Data entries:
▼
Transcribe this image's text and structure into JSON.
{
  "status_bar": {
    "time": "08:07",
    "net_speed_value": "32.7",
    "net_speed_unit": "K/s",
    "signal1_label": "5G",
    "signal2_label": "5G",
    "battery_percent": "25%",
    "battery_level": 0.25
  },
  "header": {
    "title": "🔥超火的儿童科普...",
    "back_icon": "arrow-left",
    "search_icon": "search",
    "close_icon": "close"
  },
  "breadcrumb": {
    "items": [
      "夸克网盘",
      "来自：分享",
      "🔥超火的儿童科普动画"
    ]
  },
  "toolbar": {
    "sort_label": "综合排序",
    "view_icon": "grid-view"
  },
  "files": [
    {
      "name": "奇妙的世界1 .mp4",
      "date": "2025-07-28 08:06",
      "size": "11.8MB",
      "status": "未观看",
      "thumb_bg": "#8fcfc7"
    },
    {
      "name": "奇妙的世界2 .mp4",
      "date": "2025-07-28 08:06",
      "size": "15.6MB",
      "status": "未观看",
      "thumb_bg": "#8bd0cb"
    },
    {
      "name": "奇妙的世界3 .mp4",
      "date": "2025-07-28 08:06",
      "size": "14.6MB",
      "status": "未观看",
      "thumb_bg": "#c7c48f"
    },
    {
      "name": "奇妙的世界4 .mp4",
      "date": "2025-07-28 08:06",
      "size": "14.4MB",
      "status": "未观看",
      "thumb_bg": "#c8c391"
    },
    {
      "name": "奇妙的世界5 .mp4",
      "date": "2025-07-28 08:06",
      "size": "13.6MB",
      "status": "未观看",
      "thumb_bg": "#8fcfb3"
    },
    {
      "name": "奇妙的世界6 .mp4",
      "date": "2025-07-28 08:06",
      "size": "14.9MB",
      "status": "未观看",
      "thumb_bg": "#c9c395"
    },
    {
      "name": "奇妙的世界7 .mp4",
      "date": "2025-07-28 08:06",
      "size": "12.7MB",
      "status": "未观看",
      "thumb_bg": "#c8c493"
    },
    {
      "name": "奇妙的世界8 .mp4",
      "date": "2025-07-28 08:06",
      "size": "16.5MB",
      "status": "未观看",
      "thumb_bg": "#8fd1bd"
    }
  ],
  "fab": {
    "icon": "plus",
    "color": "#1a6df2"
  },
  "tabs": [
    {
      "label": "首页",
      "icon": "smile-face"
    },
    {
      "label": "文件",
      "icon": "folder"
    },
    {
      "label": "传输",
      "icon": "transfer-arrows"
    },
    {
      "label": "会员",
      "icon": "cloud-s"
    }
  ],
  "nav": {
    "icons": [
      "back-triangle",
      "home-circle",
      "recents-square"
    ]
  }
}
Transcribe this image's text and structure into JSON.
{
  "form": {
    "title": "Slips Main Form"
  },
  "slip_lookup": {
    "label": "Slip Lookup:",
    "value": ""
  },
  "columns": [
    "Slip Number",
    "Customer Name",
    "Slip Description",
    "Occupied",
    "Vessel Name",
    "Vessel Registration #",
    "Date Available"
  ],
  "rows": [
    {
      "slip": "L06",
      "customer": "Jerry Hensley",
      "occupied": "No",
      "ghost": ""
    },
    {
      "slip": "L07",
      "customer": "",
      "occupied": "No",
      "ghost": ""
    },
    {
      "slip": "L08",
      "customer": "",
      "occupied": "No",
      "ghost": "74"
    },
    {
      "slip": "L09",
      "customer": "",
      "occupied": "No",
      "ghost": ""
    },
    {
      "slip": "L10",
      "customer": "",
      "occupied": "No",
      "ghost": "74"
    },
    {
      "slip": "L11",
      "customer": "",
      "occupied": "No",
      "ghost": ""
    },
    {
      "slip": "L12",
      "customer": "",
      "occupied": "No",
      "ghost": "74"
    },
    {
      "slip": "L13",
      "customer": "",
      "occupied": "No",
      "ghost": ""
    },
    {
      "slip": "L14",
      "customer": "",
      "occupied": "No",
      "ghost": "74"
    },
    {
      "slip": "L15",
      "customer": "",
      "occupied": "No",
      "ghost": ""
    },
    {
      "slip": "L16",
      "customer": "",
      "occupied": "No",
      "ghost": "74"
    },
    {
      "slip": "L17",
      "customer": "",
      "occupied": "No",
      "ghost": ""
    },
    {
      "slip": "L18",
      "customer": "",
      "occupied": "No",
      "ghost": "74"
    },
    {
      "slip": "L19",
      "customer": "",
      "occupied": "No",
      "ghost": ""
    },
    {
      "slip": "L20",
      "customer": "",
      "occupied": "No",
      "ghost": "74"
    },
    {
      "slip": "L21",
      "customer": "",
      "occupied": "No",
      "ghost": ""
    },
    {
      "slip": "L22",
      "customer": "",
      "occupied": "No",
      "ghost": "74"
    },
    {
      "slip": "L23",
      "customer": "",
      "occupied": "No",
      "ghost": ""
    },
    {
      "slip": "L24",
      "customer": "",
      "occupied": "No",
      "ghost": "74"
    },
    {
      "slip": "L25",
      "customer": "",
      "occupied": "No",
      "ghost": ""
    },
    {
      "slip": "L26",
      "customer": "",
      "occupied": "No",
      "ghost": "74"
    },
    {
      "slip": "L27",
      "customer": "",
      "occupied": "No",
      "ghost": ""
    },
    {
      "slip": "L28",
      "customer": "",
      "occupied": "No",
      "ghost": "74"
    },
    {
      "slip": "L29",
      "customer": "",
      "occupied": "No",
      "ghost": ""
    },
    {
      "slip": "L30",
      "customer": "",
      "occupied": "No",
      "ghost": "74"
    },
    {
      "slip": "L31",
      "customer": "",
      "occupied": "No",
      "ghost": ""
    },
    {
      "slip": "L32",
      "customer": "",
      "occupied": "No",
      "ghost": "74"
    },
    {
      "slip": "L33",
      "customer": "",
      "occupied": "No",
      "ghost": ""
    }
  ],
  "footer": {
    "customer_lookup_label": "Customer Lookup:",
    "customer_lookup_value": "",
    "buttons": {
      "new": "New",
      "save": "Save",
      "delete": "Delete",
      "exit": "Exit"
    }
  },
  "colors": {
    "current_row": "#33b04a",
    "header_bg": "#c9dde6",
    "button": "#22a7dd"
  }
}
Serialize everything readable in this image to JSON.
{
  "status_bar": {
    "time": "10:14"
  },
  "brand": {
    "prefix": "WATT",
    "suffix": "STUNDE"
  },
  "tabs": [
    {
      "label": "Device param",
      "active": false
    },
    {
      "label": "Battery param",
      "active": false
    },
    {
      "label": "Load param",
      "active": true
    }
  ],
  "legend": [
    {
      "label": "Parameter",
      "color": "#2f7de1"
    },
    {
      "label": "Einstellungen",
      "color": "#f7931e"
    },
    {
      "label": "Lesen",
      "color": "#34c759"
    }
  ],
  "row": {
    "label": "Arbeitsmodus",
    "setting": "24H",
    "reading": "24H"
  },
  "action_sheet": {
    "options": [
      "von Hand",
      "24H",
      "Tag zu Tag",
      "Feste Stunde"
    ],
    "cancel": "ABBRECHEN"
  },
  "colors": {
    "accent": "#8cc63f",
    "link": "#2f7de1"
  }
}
▲
> [WRITTEN REQUEST]
Write the entire listing out again, word for word.

> [ANSWER FOR THIS EXERCISE]
Transcribe this image's text and structure into JSON.
{
  "status_bar": {
    "time": "08:07",
    "net_speed_value": "32.7",
    "net_speed_unit": "K/s",
    "signal1_label": "5G",
    "signal2_label": "5G",
    "battery_percent": "25%",
    "battery_level": 0.25
  },
  "header": {
    "title": "🔥超火的儿童科普...",
    "back_icon": "arrow-left",
    "search_icon": "search",
    "close_icon": "close"
  },
  "breadcrumb": {
    "items": [
      "夸克网盘",
      "来自：分享",
      "🔥超火的儿童科普动画"
    ]
  },
  "toolbar": {
    "sort_label": "综合排序",
    "view_icon": "grid-view"
  },
  "files": [
    {
      "name": "奇妙的世界1 .mp4",
      "date": "2025-07-28 08:06",
      "size": "11.8MB",
      "status": "未观看",
      "thumb_bg": "#8fcfc7"
    },
    {
      "name": "奇妙的世界2 .mp4",
      "date": "2025-07-28 08:06",
      "size": "15.6MB",
      "status": "未观看",
      "thumb_bg": "#8bd0cb"
    },
    {
      "name": "奇妙的世界3 .mp4",
      "date": "2025-07-28 08:06",
      "size": "14.6MB",
      "status": "未观看",
      "thumb_bg": "#c7c48f"
    },
    {
      "name": "奇妙的世界4 .mp4",
      "date": "2025-07-28 08:06",
      "size": "14.4MB",
      "status": "未观看",
      "thumb_bg": "#c8c391"
    },
    {
      "name": "奇妙的世界5 .mp4",
      "date": "2025-07-28 08:06",
      "size": "13.6MB",
      "status": "未观看",
      "thumb_bg": "#8fcfb3"
    },
    {
      "name": "奇妙的世界6 .mp4",
      "date": "2025-07-28 08:06",
      "size": "14.9MB",
      "status": "未观看",
      "thumb_bg": "#c9c395"
    },
    {
      "name": "奇妙的世界7 .mp4",
      "date": "2025-07-28 08:06",
      "size": "12.7MB",
      "status": "未观看",
      "thumb_bg": "#c8c493"
    },
    {
      "name": "奇妙的世界8 .mp4",
      "date": "2025-07-28 08:06",
      "size": "16.5MB",
      "status": "未观看",
      "thumb_bg": "#8fd1bd"
    }
  ],
  "fab": {
    "icon": "plus",
    "color": "#1a6df2"
  },
  "tabs": [
    {
      "label": "首页",
      "icon": "smile-face"
    },
    {
      "label": "文件",
      "icon": "folder"
    },
    {
      "label": "传输",
      "icon": "transfer-arrows"
    },
    {
      "label": "会员",
      "icon": "cloud-s"
    }
  ],
  "nav": {
    "icons": [
      "back-triangle",
      "home-circle",
      "recents-square"
    ]
  }
}
Transcribe this image's text and structure into JSON.
{
  "form": {
    "title": "Slips Main Form"
  },
  "slip_lookup": {
    "label": "Slip Lookup:",
    "value": ""
  },
  "columns": [
    "Slip Number",
    "Customer Name",
    "Slip Description",
    "Occupied",
    "Vessel Name",
    "Vessel Registration #",
    "Date Available"
  ],
  "rows": [
    {
      "slip": "L06",
      "customer": "Jerry Hensley",
      "occupied": "No",
      "ghost": ""
    },
    {
      "slip": "L07",
      "customer": "",
      "occupied": "No",
      "ghost": ""
    },
    {
      "slip": "L08",
      "customer": "",
      "occupied": "No",
      "ghost": "74"
    },
    {
      "slip": "L09",
      "customer": "",
      "occupied": "No",
      "ghost": ""
    },
    {
      "slip": "L10",
      "customer": "",
      "occupied": "No",
      "ghost": "74"
    },
    {
      "slip": "L11",
      "customer": "",
      "occupied": "No",
      "ghost": ""
    },
    {
      "slip": "L12",
      "customer": "",
      "occupied": "No",
      "ghost": "74"
    },
    {
      "slip": "L13",
      "customer": "",
      "occupied": "No",
      "ghost": ""
    },
    {
      "slip": "L14",
      "customer": "",
      "occupied": "No",
      "ghost": "74"
    },
    {
      "slip": "L15",
      "customer": "",
      "occupied": "No",
      "ghost": ""
    },
    {
      "slip": "L16",
      "customer": "",
      "occupied": "No",
      "ghost": "74"
    },
    {
      "slip": "L17",
      "customer": "",
      "occupied": "No",
      "ghost": ""
    },
    {
      "slip": "L18",
      "customer": "",
      "occupied": "No",
      "ghost": "74"
    },
    {
      "slip": "L19",
      "customer": "",
      "occupied": "No",
      "ghost": ""
    },
    {
      "slip": "L20",
      "customer": "",
      "occupied": "No",
      "ghost": "74"
    },
    {
      "slip": "L21",
      "customer": "",
      "occupied": "No",
      "ghost": ""
    },
    {
      "slip": "L22",
      "customer": "",
      "occupied": "No",
      "ghost": "74"
    },
    {
      "slip": "L23",
      "customer": "",
      "occupied": "No",
      "ghost": ""
    },
    {
      "slip": "L24",
      "customer": "",
      "occupied": "No",
      "ghost": "74"
    },
    {
      "slip": "L25",
      "customer": "",
      "occupied": "No",
      "ghost": ""
    },
    {
      "slip": "L26",
      "customer": "",
      "occupied": "No",
      "ghost": "74"
    },
    {
      "slip": "L27",
      "customer": "",
      "occupied": "No",
      "ghost": ""
    },
    {
      "slip": "L28",
      "customer": "",
      "occupied": "No",
      "ghost": "74"
    },
    {
      "slip": "L29",
      "customer": "",
      "occupied": "No",
      "ghost": ""
    },
    {
      "slip": "L30",
      "customer": "",
      "occupied": "No",
      "ghost": "74"
    },
    {
      "slip": "L31",
      "customer": "",
      "occupied": "No",
      "ghost": ""
    },
    {
      "slip": "L32",
      "customer": "",
      "occupied": "No",
      "ghost": "74"
    },
    {
      "slip": "L33",
      "customer": "",
      "occupied": "No",
      "ghost": ""
    }
  ],
  "footer": {
    "customer_lookup_label": "Customer Lookup:",
    "customer_lookup_value": "",
    "buttons": {
      "new": "New",
      "save": "Save",
      "delete": "Delete",
      "exit": "Exit"
    }
  },
  "colors": {
    "current_row": "#33b04a",
    "header_bg": "#c9dde6",
    "button": "#22a7dd"
  }
}
Serialize everything readable in this image to JSON.
{
  "status_bar": {
    "time": "10:14"
  },
  "brand": {
    "prefix": "WATT",
    "suffix": "STUNDE"
  },
  "tabs": [
    {
      "label": "Device param",
      "active": false
    },
    {
      "label": "Battery param",
      "active": false
    },
    {
      "label": "Load param",
      "active": true
    }
  ],
  "legend": [
    {
      "label": "Parameter",
      "color": "#2f7de1"
    },
    {
      "label": "Einstellungen",
      "color": "#f7931e"
    },
    {
      "label": "Lesen",
      "color": "#34c759"
    }
  ],
  "row": {
    "label": "Arbeitsmodus",
    "setting": "24H",
    "reading": "24H"
  },
  "action_sheet": {
    "options": [
      "von Hand",
      "24H",
      "Tag zu Tag",
      "Feste Stunde"
    ],
    "cancel": "ABBRECHEN"
  },
  "colors": {
    "accent": "#8cc63f",
    "link": "#2f7de1"
  }
}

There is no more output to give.